**Exercise prompt**
Check each line of the material below, and copy it if it holds the string "this".

Dataset records
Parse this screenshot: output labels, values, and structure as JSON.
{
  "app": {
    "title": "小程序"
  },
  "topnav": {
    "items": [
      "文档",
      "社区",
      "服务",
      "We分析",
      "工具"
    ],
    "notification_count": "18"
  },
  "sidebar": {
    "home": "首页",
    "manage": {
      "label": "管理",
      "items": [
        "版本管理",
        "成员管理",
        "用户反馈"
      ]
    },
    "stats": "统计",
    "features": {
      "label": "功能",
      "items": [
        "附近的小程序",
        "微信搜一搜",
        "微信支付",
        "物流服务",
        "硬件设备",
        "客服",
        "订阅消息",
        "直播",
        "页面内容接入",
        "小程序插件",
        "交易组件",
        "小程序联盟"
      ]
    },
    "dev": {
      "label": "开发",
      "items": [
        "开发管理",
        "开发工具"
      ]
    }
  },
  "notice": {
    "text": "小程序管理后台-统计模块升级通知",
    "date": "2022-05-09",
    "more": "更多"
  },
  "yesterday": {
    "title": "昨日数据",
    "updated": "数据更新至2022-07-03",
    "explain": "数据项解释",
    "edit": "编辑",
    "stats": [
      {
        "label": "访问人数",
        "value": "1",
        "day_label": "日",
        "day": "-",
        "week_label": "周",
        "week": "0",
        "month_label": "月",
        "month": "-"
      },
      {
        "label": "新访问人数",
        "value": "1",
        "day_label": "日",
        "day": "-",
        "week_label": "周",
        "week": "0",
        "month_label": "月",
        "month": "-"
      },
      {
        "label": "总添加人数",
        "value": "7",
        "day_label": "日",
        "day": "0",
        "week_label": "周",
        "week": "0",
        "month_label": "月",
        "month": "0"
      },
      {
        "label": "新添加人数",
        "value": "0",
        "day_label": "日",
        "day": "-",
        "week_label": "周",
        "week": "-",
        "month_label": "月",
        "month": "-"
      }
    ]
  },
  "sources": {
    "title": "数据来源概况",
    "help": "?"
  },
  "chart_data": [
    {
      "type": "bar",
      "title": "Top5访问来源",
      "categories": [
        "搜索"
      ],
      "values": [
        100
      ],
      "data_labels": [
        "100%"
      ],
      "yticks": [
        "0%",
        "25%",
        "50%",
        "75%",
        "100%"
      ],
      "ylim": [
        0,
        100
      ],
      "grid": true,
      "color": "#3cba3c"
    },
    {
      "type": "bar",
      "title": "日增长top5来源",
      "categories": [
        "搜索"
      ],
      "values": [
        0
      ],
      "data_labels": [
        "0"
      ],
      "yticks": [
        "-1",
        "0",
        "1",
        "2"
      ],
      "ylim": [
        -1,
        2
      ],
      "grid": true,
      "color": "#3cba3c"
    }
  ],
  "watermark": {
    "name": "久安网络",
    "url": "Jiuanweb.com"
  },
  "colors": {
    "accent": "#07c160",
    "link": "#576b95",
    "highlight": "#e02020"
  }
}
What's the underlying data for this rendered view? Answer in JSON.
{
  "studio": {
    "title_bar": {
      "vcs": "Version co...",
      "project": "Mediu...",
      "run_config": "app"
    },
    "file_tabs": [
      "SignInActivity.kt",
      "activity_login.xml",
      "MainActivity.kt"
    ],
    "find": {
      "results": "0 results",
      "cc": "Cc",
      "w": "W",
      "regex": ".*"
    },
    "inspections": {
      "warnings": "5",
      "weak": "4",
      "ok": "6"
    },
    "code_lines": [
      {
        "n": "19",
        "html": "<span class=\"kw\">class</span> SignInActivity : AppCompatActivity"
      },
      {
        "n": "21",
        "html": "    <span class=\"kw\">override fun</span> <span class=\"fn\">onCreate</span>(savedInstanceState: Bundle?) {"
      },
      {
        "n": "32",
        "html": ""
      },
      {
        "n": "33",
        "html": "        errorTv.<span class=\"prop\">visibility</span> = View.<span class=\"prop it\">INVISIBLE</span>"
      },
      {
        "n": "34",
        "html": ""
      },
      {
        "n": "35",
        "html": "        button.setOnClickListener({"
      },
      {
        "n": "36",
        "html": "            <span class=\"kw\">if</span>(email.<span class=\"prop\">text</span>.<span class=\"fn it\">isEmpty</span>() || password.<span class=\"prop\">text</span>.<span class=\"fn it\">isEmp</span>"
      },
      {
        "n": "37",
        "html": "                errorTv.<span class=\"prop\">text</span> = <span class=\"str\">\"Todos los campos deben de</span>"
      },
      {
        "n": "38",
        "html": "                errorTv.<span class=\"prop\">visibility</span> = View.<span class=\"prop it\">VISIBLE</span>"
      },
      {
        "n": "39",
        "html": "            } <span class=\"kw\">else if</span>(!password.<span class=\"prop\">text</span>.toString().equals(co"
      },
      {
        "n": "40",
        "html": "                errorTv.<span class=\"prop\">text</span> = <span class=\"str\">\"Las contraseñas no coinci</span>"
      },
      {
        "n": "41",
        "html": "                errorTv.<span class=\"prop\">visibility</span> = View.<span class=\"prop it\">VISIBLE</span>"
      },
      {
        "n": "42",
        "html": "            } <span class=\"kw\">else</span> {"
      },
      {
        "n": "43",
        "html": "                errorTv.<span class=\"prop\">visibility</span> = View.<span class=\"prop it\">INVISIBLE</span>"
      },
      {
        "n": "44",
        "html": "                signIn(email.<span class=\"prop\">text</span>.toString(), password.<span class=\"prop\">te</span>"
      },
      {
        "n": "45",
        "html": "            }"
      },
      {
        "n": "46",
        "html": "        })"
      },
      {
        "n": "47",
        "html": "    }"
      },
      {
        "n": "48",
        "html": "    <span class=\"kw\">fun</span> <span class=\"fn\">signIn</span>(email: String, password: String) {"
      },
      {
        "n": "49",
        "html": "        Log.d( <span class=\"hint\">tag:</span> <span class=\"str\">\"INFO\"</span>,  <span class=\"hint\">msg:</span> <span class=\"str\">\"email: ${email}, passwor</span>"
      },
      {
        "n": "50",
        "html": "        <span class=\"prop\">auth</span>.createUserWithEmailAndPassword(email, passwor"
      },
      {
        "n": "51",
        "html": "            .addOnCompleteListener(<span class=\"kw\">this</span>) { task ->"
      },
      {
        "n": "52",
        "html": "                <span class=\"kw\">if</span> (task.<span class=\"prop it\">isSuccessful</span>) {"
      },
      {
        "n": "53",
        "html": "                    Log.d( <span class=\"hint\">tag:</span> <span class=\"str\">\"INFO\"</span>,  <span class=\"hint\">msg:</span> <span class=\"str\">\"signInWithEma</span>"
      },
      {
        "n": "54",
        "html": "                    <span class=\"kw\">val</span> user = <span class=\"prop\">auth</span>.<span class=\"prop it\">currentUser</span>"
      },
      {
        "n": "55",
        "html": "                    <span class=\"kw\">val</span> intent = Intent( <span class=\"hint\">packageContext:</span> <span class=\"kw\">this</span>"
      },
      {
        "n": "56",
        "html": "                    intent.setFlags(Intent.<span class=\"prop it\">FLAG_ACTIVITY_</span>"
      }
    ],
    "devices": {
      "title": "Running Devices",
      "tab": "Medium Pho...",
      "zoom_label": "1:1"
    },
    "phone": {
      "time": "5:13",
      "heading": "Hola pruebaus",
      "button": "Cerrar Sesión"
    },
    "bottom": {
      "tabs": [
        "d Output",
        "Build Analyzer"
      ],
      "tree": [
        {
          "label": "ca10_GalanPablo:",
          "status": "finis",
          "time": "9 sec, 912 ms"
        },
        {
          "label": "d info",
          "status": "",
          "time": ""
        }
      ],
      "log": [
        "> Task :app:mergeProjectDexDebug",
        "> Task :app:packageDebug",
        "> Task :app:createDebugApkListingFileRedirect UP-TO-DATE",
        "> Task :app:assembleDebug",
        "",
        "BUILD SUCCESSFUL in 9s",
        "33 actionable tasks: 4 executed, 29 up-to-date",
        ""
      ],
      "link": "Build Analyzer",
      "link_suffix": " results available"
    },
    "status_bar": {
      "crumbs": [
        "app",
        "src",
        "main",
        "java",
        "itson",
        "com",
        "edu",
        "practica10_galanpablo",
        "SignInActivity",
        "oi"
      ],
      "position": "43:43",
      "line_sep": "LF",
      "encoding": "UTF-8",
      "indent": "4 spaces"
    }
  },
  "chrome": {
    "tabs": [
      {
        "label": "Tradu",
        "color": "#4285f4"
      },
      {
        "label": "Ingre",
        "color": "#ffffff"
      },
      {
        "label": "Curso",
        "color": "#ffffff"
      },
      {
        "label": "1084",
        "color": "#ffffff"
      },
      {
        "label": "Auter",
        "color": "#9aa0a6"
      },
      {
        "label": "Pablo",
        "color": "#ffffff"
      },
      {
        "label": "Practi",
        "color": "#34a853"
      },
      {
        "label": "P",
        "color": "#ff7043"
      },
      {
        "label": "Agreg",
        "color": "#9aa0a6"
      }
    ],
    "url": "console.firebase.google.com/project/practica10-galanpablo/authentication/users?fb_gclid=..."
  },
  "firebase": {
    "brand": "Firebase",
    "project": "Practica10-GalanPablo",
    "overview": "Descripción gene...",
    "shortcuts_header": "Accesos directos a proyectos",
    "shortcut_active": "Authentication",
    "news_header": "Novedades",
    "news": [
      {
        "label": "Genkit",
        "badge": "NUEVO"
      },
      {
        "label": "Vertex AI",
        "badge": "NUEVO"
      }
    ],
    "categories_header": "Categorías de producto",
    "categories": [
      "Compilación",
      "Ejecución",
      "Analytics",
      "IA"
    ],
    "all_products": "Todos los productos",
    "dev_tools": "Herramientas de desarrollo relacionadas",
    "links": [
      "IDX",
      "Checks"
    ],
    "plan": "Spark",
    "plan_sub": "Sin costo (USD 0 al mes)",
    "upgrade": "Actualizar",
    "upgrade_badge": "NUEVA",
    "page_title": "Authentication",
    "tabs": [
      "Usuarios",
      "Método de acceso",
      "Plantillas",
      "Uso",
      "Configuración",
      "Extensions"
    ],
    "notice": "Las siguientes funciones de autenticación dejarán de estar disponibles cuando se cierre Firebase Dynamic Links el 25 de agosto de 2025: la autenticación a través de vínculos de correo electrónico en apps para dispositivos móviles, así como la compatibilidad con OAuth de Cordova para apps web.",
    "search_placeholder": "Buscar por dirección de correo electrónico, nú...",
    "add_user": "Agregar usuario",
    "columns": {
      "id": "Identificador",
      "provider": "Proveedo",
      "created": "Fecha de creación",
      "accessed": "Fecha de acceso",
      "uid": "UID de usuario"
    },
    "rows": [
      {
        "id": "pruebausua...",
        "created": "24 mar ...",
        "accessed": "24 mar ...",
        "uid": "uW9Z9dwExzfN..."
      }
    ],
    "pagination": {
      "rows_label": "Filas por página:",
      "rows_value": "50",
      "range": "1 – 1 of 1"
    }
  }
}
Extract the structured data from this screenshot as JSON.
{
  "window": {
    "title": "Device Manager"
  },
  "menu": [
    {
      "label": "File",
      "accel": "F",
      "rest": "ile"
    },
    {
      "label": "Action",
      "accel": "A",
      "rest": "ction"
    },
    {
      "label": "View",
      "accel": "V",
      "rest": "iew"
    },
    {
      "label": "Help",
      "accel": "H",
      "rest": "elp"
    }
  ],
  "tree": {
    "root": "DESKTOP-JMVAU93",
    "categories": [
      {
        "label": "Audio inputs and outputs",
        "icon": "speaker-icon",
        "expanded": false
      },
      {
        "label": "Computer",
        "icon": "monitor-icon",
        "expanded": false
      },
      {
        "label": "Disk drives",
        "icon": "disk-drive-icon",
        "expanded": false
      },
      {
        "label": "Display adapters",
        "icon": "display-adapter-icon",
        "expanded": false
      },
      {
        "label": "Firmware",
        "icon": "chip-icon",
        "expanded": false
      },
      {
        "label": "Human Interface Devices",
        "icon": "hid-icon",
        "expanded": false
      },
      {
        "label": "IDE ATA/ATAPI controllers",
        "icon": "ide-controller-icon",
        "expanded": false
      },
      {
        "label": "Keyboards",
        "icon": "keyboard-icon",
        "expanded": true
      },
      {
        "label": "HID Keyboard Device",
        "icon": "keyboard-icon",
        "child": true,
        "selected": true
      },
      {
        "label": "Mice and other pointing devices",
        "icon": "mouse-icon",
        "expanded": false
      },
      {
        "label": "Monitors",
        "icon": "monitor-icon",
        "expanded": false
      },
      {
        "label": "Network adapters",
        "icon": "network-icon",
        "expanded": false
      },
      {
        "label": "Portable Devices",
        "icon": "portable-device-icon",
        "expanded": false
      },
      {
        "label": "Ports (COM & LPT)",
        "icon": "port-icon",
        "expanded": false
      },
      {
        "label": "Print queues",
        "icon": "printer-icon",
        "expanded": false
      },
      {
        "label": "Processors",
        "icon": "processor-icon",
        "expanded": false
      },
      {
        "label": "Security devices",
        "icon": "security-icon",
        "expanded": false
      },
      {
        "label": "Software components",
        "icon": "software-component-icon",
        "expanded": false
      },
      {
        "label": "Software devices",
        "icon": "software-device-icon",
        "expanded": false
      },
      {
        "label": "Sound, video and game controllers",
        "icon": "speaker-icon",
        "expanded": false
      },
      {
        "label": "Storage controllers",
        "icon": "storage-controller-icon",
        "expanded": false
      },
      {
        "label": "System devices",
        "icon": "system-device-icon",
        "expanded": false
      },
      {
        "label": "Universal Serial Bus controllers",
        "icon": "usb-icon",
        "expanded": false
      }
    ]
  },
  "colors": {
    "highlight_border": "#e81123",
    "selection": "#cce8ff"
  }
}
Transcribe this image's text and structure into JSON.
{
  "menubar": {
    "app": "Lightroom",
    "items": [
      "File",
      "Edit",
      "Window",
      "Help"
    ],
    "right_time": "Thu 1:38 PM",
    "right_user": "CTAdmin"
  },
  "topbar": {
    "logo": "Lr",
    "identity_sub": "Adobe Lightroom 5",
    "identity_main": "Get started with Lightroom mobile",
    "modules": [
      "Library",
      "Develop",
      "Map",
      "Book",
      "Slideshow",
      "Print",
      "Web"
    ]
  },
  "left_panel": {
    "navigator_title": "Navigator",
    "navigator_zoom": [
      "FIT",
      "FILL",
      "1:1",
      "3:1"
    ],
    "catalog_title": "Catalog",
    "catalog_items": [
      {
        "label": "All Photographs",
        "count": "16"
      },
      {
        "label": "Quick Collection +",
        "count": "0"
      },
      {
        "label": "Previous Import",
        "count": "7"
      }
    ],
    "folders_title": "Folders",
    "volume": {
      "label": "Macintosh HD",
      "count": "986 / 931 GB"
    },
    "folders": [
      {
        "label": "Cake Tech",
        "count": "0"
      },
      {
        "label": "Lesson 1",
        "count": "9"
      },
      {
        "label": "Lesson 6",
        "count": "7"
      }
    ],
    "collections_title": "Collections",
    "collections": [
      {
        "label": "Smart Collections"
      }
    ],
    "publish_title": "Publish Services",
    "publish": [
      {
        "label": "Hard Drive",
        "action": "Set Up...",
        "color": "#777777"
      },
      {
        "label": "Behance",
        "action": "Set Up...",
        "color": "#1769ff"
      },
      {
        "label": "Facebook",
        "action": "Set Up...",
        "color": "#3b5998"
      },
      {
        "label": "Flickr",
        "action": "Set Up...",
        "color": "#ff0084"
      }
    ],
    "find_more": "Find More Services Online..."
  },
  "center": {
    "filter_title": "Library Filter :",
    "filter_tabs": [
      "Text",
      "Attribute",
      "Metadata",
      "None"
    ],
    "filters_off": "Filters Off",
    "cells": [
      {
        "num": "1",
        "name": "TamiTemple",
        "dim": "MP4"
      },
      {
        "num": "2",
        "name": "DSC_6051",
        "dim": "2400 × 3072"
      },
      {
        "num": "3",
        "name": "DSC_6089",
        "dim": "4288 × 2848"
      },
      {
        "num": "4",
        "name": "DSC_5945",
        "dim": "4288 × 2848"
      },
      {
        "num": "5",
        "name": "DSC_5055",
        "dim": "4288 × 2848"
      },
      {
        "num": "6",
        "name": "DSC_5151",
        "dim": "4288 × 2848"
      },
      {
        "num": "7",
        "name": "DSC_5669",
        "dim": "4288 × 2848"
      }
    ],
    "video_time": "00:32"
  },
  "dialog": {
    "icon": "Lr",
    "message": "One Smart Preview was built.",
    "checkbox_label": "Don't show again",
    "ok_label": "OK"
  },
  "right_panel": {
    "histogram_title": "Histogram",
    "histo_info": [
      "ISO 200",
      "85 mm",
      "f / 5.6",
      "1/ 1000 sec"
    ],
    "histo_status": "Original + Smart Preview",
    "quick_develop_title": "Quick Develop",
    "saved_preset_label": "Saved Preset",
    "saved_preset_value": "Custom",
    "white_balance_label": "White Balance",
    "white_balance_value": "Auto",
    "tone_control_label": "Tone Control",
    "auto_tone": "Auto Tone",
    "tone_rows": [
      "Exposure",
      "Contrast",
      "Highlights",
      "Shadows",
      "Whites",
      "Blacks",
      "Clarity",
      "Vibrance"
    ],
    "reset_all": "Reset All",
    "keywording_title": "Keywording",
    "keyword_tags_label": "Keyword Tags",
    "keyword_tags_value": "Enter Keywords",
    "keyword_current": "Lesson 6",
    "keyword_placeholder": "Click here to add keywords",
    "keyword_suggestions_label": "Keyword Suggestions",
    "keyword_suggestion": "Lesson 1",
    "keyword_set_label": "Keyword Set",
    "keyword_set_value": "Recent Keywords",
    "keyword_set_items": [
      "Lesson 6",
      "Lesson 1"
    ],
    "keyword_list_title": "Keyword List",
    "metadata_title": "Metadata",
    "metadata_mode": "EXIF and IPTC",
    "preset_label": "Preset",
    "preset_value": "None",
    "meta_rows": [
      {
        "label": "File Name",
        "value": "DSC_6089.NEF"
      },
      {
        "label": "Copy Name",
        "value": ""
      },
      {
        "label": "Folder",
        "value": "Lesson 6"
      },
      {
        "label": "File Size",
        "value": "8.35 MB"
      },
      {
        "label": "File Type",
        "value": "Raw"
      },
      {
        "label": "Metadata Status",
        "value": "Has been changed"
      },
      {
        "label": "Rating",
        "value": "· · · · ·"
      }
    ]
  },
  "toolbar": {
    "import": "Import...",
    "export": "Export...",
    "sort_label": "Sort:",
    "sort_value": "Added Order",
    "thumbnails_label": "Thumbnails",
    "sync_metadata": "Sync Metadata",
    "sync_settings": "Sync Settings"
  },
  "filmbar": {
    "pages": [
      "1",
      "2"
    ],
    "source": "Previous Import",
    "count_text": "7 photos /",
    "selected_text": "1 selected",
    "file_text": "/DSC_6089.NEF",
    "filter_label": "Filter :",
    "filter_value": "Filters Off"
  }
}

**Solution to the exercise**
Parse this screenshot: output labels, values, and structure as JSON.
What's the underlying data for this rendered view? Answer in JSON.
        "html": "            .addOnCompleteListener(<span class=\"kw\">this</span>) { task ->"
        "html": "                    <span class=\"kw\">val</span> intent = Intent( <span class=\"hint\">packageContext:</span> <span class=\"kw\">this</span>"
Extract the structured data from this screenshot as JSON.
Transcribe this image's text and structure into JSON.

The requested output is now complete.